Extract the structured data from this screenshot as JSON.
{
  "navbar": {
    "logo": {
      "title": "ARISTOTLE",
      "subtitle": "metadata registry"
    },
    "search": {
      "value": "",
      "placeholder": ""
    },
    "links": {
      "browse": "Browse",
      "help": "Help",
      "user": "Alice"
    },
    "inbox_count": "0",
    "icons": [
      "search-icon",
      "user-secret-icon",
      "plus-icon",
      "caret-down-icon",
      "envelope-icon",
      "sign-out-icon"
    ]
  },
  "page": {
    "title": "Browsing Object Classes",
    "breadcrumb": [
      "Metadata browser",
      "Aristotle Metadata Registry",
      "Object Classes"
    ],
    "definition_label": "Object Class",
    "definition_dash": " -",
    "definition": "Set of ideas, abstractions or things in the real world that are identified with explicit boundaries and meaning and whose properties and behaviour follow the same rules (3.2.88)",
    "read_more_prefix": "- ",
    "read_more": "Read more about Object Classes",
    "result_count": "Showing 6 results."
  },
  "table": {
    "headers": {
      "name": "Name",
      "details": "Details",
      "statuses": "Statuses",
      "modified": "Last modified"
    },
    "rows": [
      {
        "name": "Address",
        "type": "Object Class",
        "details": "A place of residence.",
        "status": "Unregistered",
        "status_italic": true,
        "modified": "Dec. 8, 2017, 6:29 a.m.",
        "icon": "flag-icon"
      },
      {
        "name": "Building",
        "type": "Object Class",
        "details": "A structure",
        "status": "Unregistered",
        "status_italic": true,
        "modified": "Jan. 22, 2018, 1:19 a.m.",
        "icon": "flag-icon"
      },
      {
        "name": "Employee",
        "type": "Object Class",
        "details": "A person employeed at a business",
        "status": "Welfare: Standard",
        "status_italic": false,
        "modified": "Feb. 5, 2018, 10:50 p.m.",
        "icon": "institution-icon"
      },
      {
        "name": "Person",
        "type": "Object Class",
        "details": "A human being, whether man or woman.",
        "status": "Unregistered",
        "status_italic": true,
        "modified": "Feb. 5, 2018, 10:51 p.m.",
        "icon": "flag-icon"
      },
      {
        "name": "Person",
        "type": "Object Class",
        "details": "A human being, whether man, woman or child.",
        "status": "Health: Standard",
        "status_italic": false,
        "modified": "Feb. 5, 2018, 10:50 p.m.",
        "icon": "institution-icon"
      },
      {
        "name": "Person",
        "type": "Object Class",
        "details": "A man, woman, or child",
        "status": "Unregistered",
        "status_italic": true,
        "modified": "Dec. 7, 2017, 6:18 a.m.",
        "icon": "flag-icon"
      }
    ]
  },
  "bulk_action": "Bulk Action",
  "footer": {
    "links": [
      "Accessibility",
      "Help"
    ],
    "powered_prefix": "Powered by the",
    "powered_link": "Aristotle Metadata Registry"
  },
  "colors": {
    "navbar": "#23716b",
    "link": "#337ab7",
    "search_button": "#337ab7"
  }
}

---

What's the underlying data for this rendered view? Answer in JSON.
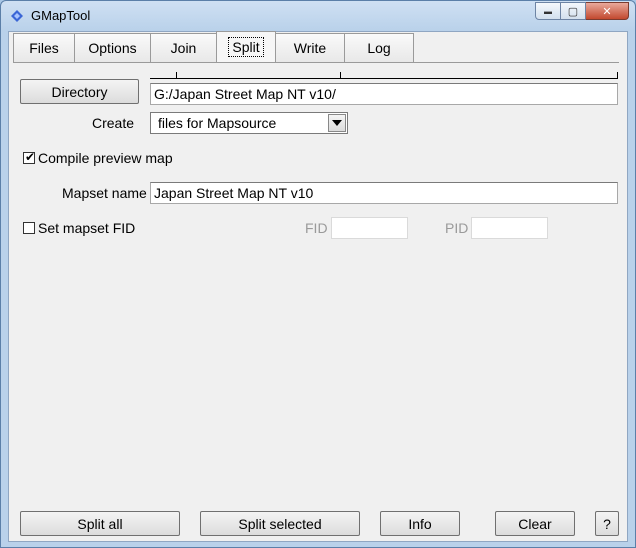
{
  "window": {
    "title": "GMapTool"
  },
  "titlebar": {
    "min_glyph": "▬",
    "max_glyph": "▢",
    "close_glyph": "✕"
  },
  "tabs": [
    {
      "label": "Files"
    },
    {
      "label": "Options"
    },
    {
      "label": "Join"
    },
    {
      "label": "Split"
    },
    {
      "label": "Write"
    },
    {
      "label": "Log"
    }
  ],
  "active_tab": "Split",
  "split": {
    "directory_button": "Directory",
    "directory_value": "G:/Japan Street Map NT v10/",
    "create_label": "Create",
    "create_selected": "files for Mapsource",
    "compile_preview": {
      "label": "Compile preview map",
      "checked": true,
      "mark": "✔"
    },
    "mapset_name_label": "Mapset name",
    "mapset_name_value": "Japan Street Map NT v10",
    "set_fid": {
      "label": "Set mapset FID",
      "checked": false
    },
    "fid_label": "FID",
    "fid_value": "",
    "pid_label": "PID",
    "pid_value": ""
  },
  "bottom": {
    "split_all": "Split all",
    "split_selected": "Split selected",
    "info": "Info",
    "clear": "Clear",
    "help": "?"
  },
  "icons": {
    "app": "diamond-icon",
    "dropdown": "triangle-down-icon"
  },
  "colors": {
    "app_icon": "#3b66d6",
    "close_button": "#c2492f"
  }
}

---

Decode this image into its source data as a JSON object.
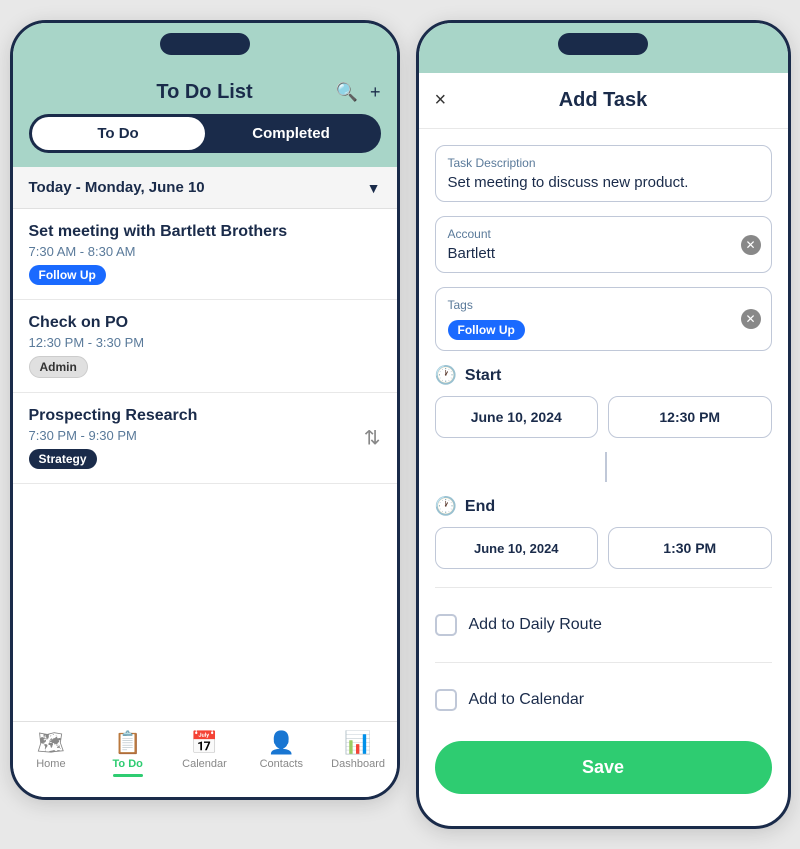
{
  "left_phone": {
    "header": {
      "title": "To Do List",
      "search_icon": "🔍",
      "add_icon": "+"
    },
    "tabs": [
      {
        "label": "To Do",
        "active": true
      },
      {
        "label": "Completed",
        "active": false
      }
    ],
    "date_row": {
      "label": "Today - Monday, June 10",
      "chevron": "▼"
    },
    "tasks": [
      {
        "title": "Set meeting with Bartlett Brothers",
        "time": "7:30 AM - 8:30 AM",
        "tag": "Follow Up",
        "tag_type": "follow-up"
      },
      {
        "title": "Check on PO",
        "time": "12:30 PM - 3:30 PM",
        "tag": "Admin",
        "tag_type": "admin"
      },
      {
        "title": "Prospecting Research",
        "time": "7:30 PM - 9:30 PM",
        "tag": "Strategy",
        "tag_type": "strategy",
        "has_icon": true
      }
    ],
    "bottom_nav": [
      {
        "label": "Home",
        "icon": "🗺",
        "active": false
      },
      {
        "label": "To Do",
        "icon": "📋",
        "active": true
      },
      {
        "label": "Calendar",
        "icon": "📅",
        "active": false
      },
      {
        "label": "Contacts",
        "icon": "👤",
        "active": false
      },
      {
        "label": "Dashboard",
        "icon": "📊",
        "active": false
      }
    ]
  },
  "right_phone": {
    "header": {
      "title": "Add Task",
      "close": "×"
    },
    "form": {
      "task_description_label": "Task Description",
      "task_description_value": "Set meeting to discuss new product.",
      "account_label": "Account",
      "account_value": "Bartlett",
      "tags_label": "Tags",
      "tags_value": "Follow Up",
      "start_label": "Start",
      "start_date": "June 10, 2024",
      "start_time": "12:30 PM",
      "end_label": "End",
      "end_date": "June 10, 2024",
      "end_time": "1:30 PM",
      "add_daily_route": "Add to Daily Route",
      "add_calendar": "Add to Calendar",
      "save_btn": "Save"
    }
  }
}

■ **THE EXERCISE**:
Of the lines in this data, how many contain "human"? Reply with only the number.

■ **CORRECT ANSWER**:
2